>> START

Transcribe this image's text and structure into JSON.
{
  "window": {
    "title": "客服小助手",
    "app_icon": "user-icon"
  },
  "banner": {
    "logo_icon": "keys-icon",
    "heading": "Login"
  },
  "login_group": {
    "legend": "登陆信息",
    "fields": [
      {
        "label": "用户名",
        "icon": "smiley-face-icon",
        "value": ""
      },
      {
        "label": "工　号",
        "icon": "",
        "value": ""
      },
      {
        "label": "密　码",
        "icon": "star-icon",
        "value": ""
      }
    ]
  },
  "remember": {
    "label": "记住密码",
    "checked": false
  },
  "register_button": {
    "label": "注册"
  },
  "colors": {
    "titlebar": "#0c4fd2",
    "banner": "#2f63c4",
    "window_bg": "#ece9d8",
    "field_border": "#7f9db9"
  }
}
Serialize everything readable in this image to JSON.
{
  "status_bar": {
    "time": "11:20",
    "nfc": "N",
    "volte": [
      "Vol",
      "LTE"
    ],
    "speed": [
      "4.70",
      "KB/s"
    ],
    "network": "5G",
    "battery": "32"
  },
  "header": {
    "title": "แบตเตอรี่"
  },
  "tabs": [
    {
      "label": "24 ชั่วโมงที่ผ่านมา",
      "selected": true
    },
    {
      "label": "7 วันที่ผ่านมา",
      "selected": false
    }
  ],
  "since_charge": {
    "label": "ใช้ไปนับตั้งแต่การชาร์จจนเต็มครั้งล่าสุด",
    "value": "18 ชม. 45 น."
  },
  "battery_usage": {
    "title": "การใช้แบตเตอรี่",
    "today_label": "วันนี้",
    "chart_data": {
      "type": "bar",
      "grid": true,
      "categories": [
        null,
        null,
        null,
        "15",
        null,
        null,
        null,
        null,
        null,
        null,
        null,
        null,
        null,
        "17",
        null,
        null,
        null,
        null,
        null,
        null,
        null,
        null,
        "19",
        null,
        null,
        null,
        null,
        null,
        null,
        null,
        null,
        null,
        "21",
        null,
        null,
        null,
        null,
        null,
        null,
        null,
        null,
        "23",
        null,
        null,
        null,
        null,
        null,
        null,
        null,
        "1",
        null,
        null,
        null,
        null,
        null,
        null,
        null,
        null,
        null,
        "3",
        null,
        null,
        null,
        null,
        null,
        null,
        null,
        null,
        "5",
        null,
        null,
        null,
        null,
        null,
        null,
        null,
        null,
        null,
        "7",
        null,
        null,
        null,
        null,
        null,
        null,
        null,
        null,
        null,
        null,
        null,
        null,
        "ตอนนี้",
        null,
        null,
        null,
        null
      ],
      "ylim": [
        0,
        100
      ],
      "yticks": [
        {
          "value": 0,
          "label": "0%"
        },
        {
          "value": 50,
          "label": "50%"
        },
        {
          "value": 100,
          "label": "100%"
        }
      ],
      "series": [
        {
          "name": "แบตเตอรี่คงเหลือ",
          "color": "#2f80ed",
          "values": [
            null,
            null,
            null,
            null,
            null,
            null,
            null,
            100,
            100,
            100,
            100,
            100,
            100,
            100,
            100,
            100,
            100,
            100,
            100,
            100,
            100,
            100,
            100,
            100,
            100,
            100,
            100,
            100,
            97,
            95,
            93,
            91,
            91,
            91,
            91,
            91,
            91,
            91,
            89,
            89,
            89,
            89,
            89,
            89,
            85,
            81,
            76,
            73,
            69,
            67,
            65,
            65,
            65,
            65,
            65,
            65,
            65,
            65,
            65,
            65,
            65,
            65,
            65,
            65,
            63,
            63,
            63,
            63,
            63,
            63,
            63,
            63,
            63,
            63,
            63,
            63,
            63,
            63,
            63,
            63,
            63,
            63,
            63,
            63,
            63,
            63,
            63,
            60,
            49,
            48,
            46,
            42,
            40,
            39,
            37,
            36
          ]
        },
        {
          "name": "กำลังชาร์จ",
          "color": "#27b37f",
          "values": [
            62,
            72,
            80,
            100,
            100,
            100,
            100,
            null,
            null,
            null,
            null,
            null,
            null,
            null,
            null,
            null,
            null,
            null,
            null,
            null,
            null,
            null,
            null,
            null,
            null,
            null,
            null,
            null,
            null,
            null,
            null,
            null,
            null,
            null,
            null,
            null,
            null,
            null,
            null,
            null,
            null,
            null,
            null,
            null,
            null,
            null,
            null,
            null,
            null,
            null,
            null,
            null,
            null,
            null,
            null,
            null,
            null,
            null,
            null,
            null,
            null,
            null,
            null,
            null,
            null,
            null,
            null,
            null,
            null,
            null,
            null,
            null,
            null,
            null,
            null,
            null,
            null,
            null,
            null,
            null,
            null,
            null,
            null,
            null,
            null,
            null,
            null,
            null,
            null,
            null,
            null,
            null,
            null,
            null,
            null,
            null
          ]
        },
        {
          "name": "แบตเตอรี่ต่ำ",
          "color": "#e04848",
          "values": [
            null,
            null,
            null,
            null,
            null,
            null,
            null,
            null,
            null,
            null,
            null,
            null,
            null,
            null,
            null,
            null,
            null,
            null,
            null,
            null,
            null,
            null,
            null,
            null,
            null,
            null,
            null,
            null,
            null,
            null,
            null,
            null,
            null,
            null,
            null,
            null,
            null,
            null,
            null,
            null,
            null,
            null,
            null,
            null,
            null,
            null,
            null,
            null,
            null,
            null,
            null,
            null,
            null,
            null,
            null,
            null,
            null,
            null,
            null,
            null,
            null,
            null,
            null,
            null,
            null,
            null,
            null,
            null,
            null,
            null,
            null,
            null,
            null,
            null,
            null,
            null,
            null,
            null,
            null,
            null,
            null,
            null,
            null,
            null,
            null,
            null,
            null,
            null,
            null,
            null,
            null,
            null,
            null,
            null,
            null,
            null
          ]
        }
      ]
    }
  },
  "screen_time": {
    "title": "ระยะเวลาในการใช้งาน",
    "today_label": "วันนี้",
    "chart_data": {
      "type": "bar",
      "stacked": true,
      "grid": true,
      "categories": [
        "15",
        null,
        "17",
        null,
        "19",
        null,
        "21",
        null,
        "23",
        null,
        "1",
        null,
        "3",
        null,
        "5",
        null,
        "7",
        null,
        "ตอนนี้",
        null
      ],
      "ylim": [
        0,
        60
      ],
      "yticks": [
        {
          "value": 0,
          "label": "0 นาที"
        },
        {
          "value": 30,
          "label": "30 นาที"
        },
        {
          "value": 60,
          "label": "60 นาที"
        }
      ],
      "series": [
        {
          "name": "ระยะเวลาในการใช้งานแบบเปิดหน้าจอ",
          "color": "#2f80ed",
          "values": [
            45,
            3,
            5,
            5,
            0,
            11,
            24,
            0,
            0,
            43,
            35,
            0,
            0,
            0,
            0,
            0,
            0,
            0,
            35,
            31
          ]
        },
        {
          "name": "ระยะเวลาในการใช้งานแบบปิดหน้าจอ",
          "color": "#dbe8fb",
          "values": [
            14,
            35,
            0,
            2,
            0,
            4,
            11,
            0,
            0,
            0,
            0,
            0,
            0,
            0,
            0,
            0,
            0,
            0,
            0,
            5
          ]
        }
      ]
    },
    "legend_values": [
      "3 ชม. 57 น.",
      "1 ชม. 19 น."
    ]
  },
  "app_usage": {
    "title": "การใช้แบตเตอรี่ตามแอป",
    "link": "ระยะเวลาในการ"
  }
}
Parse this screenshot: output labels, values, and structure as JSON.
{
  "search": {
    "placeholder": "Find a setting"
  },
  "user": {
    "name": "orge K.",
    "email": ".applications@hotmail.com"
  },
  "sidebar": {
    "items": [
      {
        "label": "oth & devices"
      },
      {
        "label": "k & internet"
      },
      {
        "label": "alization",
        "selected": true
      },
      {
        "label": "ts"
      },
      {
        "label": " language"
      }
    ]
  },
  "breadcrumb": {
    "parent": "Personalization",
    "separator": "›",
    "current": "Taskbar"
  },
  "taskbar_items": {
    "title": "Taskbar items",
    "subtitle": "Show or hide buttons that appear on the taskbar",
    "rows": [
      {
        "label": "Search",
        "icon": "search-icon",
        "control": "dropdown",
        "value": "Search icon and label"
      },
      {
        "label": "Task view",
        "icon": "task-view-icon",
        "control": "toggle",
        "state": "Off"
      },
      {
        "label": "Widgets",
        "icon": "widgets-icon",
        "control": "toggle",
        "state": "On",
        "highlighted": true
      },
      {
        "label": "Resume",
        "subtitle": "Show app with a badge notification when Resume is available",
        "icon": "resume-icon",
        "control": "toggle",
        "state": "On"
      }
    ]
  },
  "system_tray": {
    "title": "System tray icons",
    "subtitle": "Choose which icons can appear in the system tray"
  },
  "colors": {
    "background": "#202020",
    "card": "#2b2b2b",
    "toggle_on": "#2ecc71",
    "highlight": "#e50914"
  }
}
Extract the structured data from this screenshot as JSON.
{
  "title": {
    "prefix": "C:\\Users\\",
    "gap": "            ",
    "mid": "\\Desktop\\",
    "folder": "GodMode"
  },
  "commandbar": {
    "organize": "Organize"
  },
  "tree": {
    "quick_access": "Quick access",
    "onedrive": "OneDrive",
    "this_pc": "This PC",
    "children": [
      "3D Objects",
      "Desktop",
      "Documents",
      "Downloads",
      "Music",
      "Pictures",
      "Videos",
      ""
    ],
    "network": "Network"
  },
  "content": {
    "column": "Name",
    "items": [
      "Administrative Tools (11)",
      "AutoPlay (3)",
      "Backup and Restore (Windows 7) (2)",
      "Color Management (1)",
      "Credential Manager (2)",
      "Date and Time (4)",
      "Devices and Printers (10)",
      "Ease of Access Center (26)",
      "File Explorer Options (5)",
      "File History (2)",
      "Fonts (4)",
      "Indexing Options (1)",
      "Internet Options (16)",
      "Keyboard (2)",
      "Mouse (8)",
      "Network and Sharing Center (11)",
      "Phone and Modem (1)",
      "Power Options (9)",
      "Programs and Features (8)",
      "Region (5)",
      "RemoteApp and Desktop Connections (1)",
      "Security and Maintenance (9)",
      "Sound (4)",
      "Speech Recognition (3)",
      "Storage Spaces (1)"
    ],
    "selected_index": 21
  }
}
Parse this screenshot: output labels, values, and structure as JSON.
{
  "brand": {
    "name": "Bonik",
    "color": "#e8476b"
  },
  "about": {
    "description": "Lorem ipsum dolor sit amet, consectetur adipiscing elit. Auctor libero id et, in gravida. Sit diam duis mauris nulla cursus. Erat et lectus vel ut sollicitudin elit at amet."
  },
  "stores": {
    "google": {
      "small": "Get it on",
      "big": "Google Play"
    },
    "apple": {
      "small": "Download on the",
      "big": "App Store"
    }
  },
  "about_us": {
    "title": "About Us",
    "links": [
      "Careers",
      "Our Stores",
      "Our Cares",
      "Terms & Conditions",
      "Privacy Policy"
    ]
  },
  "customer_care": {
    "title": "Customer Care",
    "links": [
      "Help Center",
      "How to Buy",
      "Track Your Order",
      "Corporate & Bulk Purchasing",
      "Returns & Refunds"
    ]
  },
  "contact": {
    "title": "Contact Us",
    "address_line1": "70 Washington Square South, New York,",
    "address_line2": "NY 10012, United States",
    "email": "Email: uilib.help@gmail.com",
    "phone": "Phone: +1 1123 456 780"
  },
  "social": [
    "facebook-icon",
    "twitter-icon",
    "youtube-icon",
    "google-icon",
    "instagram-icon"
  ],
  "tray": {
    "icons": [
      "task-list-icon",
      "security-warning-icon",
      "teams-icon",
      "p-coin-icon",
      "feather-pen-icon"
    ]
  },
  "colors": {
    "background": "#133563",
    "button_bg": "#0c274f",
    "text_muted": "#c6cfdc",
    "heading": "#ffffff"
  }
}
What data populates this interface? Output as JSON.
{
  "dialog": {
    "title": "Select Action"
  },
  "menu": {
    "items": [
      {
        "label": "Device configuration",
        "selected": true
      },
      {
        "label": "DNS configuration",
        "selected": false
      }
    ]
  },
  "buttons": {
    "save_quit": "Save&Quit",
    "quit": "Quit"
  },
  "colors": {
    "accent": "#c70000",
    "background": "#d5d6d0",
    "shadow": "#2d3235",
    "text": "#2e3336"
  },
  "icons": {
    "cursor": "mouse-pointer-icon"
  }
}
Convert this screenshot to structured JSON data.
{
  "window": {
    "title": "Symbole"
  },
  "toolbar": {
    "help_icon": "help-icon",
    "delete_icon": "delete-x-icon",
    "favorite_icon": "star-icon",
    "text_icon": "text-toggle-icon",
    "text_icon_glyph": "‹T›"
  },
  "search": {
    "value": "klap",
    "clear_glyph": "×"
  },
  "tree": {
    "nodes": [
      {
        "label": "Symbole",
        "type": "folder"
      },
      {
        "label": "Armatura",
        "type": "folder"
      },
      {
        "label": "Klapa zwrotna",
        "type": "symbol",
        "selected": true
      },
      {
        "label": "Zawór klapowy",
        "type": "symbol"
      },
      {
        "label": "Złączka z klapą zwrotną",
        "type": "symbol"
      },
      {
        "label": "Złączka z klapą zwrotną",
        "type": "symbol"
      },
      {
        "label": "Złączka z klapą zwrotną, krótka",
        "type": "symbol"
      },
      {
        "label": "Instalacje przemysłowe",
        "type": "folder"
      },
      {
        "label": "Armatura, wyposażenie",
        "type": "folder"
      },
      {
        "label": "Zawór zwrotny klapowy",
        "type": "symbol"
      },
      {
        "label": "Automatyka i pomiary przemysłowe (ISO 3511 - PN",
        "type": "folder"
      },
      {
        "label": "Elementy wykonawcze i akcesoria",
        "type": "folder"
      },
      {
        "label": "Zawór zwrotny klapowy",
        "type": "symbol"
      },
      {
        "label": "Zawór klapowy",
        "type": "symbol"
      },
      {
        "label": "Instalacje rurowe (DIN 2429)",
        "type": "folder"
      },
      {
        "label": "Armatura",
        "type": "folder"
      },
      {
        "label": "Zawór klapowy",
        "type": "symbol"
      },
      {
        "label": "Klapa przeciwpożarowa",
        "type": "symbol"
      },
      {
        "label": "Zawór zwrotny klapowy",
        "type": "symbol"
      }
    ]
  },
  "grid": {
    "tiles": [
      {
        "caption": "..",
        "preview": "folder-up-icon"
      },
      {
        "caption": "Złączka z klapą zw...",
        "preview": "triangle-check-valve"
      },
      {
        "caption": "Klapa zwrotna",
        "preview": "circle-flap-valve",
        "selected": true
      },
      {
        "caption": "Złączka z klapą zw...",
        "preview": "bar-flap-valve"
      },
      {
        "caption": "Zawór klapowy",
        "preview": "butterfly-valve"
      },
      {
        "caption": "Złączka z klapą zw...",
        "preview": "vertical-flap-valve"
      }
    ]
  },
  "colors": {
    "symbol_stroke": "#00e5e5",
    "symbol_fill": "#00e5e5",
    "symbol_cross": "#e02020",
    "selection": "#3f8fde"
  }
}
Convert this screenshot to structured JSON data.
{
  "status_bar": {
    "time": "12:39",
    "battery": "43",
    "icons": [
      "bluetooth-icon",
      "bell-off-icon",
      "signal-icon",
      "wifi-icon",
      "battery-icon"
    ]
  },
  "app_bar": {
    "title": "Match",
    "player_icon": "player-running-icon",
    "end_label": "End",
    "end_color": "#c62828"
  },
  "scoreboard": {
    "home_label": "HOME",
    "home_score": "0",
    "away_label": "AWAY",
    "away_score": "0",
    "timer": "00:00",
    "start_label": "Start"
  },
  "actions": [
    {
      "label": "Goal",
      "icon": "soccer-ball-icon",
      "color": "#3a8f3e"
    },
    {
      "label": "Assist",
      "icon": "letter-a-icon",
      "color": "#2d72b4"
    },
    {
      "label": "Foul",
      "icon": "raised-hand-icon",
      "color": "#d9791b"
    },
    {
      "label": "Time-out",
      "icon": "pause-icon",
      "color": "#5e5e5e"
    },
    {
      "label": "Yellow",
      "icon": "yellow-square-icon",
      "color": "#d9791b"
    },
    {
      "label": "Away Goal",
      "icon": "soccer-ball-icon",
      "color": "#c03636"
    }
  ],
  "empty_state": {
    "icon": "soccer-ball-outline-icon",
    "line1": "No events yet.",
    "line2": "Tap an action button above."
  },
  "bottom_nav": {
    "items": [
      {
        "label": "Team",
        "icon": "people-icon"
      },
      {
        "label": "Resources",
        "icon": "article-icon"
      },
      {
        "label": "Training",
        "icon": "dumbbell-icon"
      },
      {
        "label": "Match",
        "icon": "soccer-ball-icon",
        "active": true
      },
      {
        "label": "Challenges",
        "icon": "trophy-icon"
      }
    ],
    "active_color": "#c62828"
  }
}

>> END

__Instructions to follow__
Collect the lines of the data that carry the word "icons".

__Problem solution__
    "title": "System tray icons",
    "subtitle": "Choose which icons can appear in the system tray"
    "icons": [
  "icons": {
    "icons": [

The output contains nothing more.